• What you will do
All lines in the data bearing the string "Forecast" should be identified and copied.
═════ Data excerpts ═════
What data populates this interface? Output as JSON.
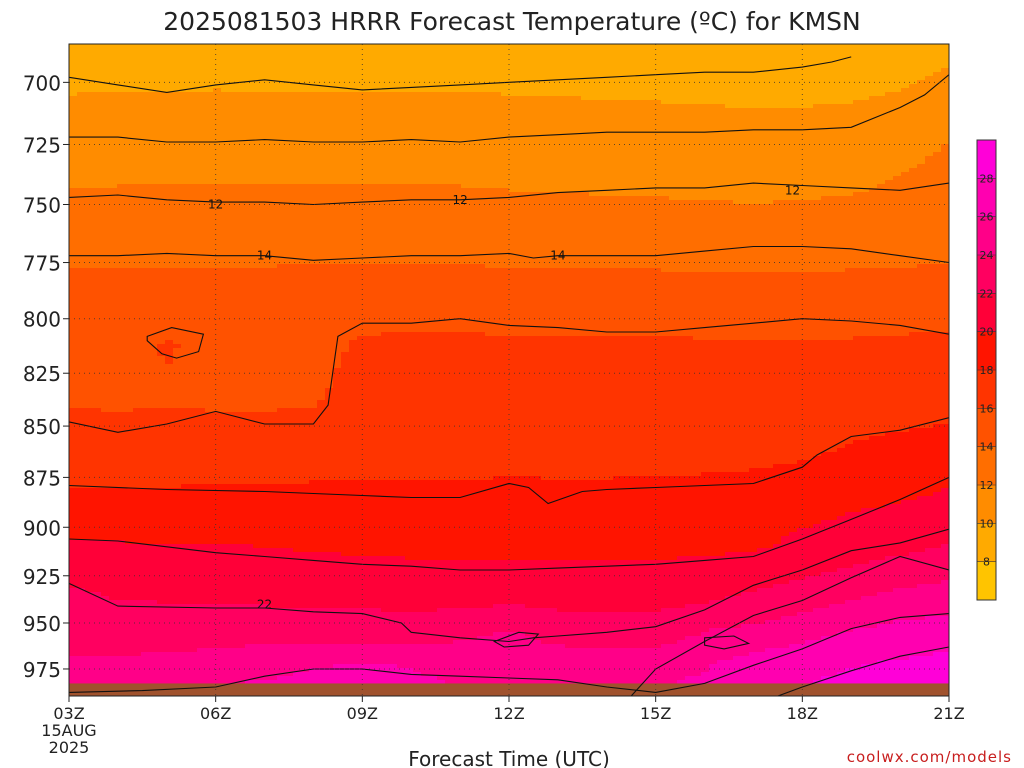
{
  "chart_data": {
    "type": "heatmap",
    "title": "2025081503 HRRR Forecast Temperature (ºC) for KMSN",
    "xlabel": "Forecast Time (UTC)",
    "ylabel": "",
    "credit": "coolwx.com/models",
    "x_range_hours": [
      0,
      18
    ],
    "y_range_hpa": [
      685,
      990
    ],
    "y_scale": "log-pressure (inverted)",
    "grid": true,
    "x_ticks": [
      {
        "hour": 0,
        "label": "03Z",
        "sub1": "15AUG",
        "sub2": "2025"
      },
      {
        "hour": 3,
        "label": "06Z"
      },
      {
        "hour": 6,
        "label": "09Z"
      },
      {
        "hour": 9,
        "label": "12Z"
      },
      {
        "hour": 12,
        "label": "15Z"
      },
      {
        "hour": 15,
        "label": "18Z"
      },
      {
        "hour": 18,
        "label": "21Z"
      }
    ],
    "y_ticks": [
      700,
      725,
      750,
      775,
      800,
      825,
      850,
      875,
      900,
      925,
      950,
      975
    ],
    "ground_pressure_hpa": 983,
    "colorbar": {
      "position": "right",
      "levels": [
        6,
        8,
        10,
        12,
        14,
        16,
        18,
        20,
        22,
        24,
        26,
        28,
        30
      ],
      "tick_labels": [
        "8",
        "10",
        "12",
        "14",
        "16",
        "18",
        "20",
        "22",
        "24",
        "26",
        "28"
      ],
      "colors": [
        "#ffc400",
        "#ffaa00",
        "#ff8c00",
        "#ff6e00",
        "#ff5200",
        "#ff3400",
        "#ff1400",
        "#ff0038",
        "#ff0060",
        "#ff0088",
        "#ff00b0",
        "#ff00d8"
      ]
    },
    "contour_labels": [
      {
        "text": "12",
        "hour": 3.0,
        "hpa": 750
      },
      {
        "text": "12",
        "hour": 8.0,
        "hpa": 748
      },
      {
        "text": "12",
        "hour": 14.8,
        "hpa": 744
      },
      {
        "text": "14",
        "hour": 4.0,
        "hpa": 772
      },
      {
        "text": "14",
        "hour": 10.0,
        "hpa": 772
      },
      {
        "text": "22",
        "hour": 4.0,
        "hpa": 940
      }
    ],
    "isotherms": [
      {
        "value": 10,
        "points": [
          [
            0,
            698
          ],
          [
            1,
            701
          ],
          [
            2,
            704
          ],
          [
            3,
            701
          ],
          [
            4,
            699
          ],
          [
            5,
            701
          ],
          [
            6,
            703
          ],
          [
            7,
            702
          ],
          [
            8,
            701
          ],
          [
            9,
            700
          ],
          [
            10,
            699
          ],
          [
            11,
            698
          ],
          [
            12,
            697
          ],
          [
            13,
            696
          ],
          [
            14,
            696
          ],
          [
            15,
            694
          ],
          [
            15.6,
            692
          ],
          [
            16,
            690
          ]
        ]
      },
      {
        "value": 11,
        "points": [
          [
            0,
            722
          ],
          [
            1,
            722
          ],
          [
            2,
            724
          ],
          [
            3,
            724
          ],
          [
            4,
            723
          ],
          [
            5,
            724
          ],
          [
            6,
            724
          ],
          [
            7,
            723
          ],
          [
            8,
            724
          ],
          [
            9,
            722
          ],
          [
            10,
            721
          ],
          [
            11,
            720
          ],
          [
            12,
            720
          ],
          [
            13,
            720
          ],
          [
            14,
            719
          ],
          [
            15,
            719
          ],
          [
            16,
            718
          ],
          [
            17,
            710
          ],
          [
            17.5,
            705
          ],
          [
            18,
            697
          ]
        ]
      },
      {
        "value": 12,
        "points": [
          [
            0,
            747
          ],
          [
            1,
            746
          ],
          [
            2,
            748
          ],
          [
            3,
            749
          ],
          [
            4,
            749
          ],
          [
            5,
            750
          ],
          [
            6,
            749
          ],
          [
            7,
            748
          ],
          [
            8,
            748
          ],
          [
            9,
            747
          ],
          [
            10,
            745
          ],
          [
            11,
            744
          ],
          [
            12,
            743
          ],
          [
            13,
            743
          ],
          [
            14,
            741
          ],
          [
            15,
            742
          ],
          [
            16,
            743
          ],
          [
            17,
            744
          ],
          [
            18,
            741
          ]
        ]
      },
      {
        "value": 14,
        "points": [
          [
            0,
            772
          ],
          [
            1,
            772
          ],
          [
            2,
            771
          ],
          [
            3,
            772
          ],
          [
            4,
            772
          ],
          [
            5,
            774
          ],
          [
            6,
            773
          ],
          [
            7,
            772
          ],
          [
            8,
            772
          ],
          [
            9,
            771
          ],
          [
            9.5,
            773
          ],
          [
            10,
            772
          ],
          [
            11,
            772
          ],
          [
            12,
            772
          ],
          [
            13,
            770
          ],
          [
            14,
            768
          ],
          [
            15,
            768
          ],
          [
            16,
            769
          ],
          [
            17,
            772
          ],
          [
            18,
            775
          ]
        ]
      },
      {
        "value": 16,
        "points": [
          [
            0,
            848
          ],
          [
            1,
            853
          ],
          [
            2,
            849
          ],
          [
            3,
            843
          ],
          [
            4,
            849
          ],
          [
            5,
            849
          ],
          [
            5.3,
            840
          ],
          [
            5.5,
            808
          ],
          [
            6,
            802
          ],
          [
            7,
            802
          ],
          [
            8,
            800
          ],
          [
            9,
            803
          ],
          [
            10,
            804
          ],
          [
            11,
            806
          ],
          [
            12,
            806
          ],
          [
            13,
            804
          ],
          [
            14,
            802
          ],
          [
            15,
            800
          ],
          [
            16,
            801
          ],
          [
            17,
            803
          ],
          [
            18,
            807
          ]
        ]
      },
      {
        "value": 16,
        "closed": true,
        "points": [
          [
            1.6,
            808
          ],
          [
            2.1,
            804
          ],
          [
            2.75,
            807
          ],
          [
            2.65,
            815
          ],
          [
            2.2,
            818
          ],
          [
            1.9,
            816
          ],
          [
            1.6,
            810
          ]
        ]
      },
      {
        "value": 18,
        "points": [
          [
            0,
            879
          ],
          [
            2,
            881
          ],
          [
            4,
            882
          ],
          [
            6,
            884
          ],
          [
            7,
            885
          ],
          [
            8,
            885
          ],
          [
            9,
            878
          ],
          [
            9.4,
            880
          ],
          [
            9.8,
            888
          ],
          [
            10.5,
            882
          ],
          [
            11,
            881
          ],
          [
            12,
            880
          ],
          [
            13,
            879
          ],
          [
            14,
            878
          ],
          [
            15,
            870
          ],
          [
            15.3,
            864
          ],
          [
            16,
            855
          ],
          [
            17,
            852
          ],
          [
            18,
            846
          ]
        ]
      },
      {
        "value": 20,
        "points": [
          [
            0,
            906
          ],
          [
            1,
            907
          ],
          [
            2,
            910
          ],
          [
            3,
            913
          ],
          [
            4,
            915
          ],
          [
            5,
            917
          ],
          [
            6,
            919
          ],
          [
            7,
            920
          ],
          [
            8,
            922
          ],
          [
            9,
            922
          ],
          [
            10,
            921
          ],
          [
            11,
            920
          ],
          [
            12,
            919
          ],
          [
            13,
            917
          ],
          [
            14,
            915
          ],
          [
            15,
            906
          ],
          [
            16,
            896
          ],
          [
            17,
            886
          ],
          [
            18,
            875
          ]
        ]
      },
      {
        "value": 22,
        "points": [
          [
            0,
            929
          ],
          [
            1,
            941
          ],
          [
            3,
            942
          ],
          [
            4,
            942
          ],
          [
            5,
            944
          ],
          [
            6,
            945
          ],
          [
            6.8,
            950
          ],
          [
            7,
            955
          ],
          [
            8,
            958
          ],
          [
            9,
            960
          ],
          [
            9.5,
            958
          ],
          [
            10,
            957
          ],
          [
            11,
            955
          ],
          [
            12,
            952
          ],
          [
            13,
            943
          ],
          [
            14,
            930
          ],
          [
            15,
            922
          ],
          [
            16,
            912
          ],
          [
            17,
            908
          ],
          [
            18,
            901
          ]
        ]
      },
      {
        "value": 24,
        "points": [
          [
            11.5,
            990
          ],
          [
            12,
            975
          ],
          [
            13,
            960
          ],
          [
            14,
            946
          ],
          [
            15,
            938
          ],
          [
            16,
            926
          ],
          [
            17,
            915
          ],
          [
            18,
            922
          ]
        ]
      },
      {
        "value": 24,
        "closed": true,
        "points": [
          [
            8.7,
            960
          ],
          [
            9.2,
            955
          ],
          [
            9.6,
            956
          ],
          [
            9.4,
            962
          ],
          [
            8.9,
            963
          ]
        ]
      },
      {
        "value": 24,
        "closed": true,
        "points": [
          [
            13.0,
            958
          ],
          [
            13.6,
            957
          ],
          [
            13.9,
            961
          ],
          [
            13.4,
            964
          ],
          [
            13.0,
            962
          ]
        ]
      },
      {
        "value": 26,
        "points": [
          [
            0,
            988
          ],
          [
            1.5,
            987
          ],
          [
            3,
            985
          ],
          [
            4,
            979
          ],
          [
            5,
            975
          ],
          [
            6,
            975
          ],
          [
            7,
            978
          ],
          [
            8,
            979
          ],
          [
            9,
            980
          ],
          [
            10,
            981
          ],
          [
            11,
            985
          ],
          [
            12,
            988
          ],
          [
            13,
            983
          ],
          [
            14,
            973
          ],
          [
            15,
            964
          ],
          [
            16,
            953
          ],
          [
            17,
            947
          ],
          [
            18,
            945
          ]
        ]
      },
      {
        "value": 26,
        "points": [
          [
            14.5,
            990
          ],
          [
            15,
            985
          ],
          [
            16,
            976
          ],
          [
            17,
            968
          ],
          [
            18,
            963
          ]
        ]
      }
    ],
    "temperature_field": [
      {
        "hpa": 690,
        "t": [
          8.6,
          8.6,
          8.7,
          8.7,
          8.6,
          8.7,
          8.7,
          8.7,
          8.6,
          8.6,
          8.5,
          8.5,
          8.4,
          8.3,
          8.2,
          8.2,
          8.3,
          8.6,
          9.6
        ]
      },
      {
        "hpa": 710,
        "t": [
          10.5,
          10.6,
          10.6,
          10.7,
          10.6,
          10.6,
          10.6,
          10.6,
          10.6,
          10.5,
          10.4,
          10.3,
          10.2,
          10.1,
          10.0,
          10.0,
          10.2,
          10.7,
          11.5
        ]
      },
      {
        "hpa": 735,
        "t": [
          11.5,
          11.6,
          11.6,
          11.6,
          11.6,
          11.6,
          11.6,
          11.6,
          11.6,
          11.5,
          11.4,
          11.3,
          11.3,
          11.2,
          11.2,
          11.2,
          11.4,
          11.9,
          12.4
        ]
      },
      {
        "hpa": 760,
        "t": [
          13.0,
          13.0,
          13.0,
          13.0,
          13.0,
          13.1,
          13.0,
          13.0,
          13.0,
          12.9,
          12.9,
          12.9,
          12.8,
          12.7,
          12.6,
          12.7,
          12.8,
          12.9,
          13.1
        ]
      },
      {
        "hpa": 790,
        "t": [
          14.8,
          14.8,
          14.8,
          14.8,
          14.8,
          14.8,
          14.9,
          14.9,
          14.9,
          14.8,
          14.8,
          14.8,
          14.8,
          14.7,
          14.7,
          14.7,
          14.8,
          14.8,
          14.9
        ]
      },
      {
        "hpa": 812,
        "t": [
          15.2,
          15.2,
          16.2,
          15.3,
          15.3,
          15.3,
          16.3,
          16.4,
          16.4,
          16.3,
          16.3,
          16.3,
          16.3,
          16.2,
          16.1,
          16.1,
          16.2,
          16.3,
          16.5
        ]
      },
      {
        "hpa": 835,
        "t": [
          15.7,
          15.6,
          15.7,
          15.6,
          15.6,
          15.7,
          16.8,
          16.9,
          16.9,
          16.9,
          16.9,
          16.9,
          16.9,
          16.9,
          16.9,
          16.8,
          16.9,
          17.1,
          17.3
        ]
      },
      {
        "hpa": 860,
        "t": [
          16.9,
          16.9,
          16.9,
          16.9,
          16.9,
          16.9,
          17.0,
          17.0,
          17.0,
          17.0,
          17.0,
          17.0,
          17.1,
          17.1,
          17.2,
          17.5,
          18.1,
          18.4,
          18.6
        ]
      },
      {
        "hpa": 885,
        "t": [
          18.3,
          18.3,
          18.3,
          18.4,
          18.4,
          18.5,
          18.5,
          18.5,
          18.5,
          18.7,
          18.6,
          18.6,
          18.7,
          18.8,
          19.0,
          19.3,
          19.6,
          19.8,
          20.3
        ]
      },
      {
        "hpa": 910,
        "t": [
          20.2,
          20.2,
          20.1,
          20.1,
          20.0,
          19.8,
          19.7,
          19.6,
          19.5,
          19.5,
          19.5,
          19.5,
          19.6,
          19.6,
          19.8,
          20.4,
          20.9,
          21.5,
          22.2
        ]
      },
      {
        "hpa": 935,
        "t": [
          22.4,
          21.8,
          21.7,
          21.6,
          21.5,
          21.5,
          21.4,
          21.3,
          21.2,
          21.2,
          21.2,
          21.3,
          21.3,
          21.4,
          22.2,
          22.8,
          23.6,
          24.4,
          24.8
        ]
      },
      {
        "hpa": 955,
        "t": [
          23.1,
          23.1,
          23.2,
          23.2,
          23.2,
          23.1,
          23.0,
          22.8,
          23.4,
          24.2,
          23.1,
          22.9,
          22.8,
          24.1,
          24.5,
          25.2,
          26.1,
          26.8,
          26.9
        ]
      },
      {
        "hpa": 972,
        "t": [
          24.2,
          24.3,
          24.5,
          24.7,
          25.2,
          25.8,
          26.1,
          25.9,
          25.4,
          25.3,
          25.2,
          25.0,
          25.3,
          25.8,
          26.7,
          27.6,
          27.9,
          28.2,
          28.6
        ]
      },
      {
        "hpa": 990,
        "t": [
          25.8,
          26.0,
          26.3,
          26.6,
          26.8,
          26.9,
          26.7,
          26.5,
          26.3,
          26.2,
          26.1,
          26.0,
          26.2,
          26.6,
          27.3,
          28.1,
          28.6,
          29.0,
          29.4
        ]
      }
    ]
  }
}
═════
• Final answer
    "title": "2025081503 HRRR Forecast Temperature (ºC) for KMSN",
    "xlabel": "Forecast Time (UTC)",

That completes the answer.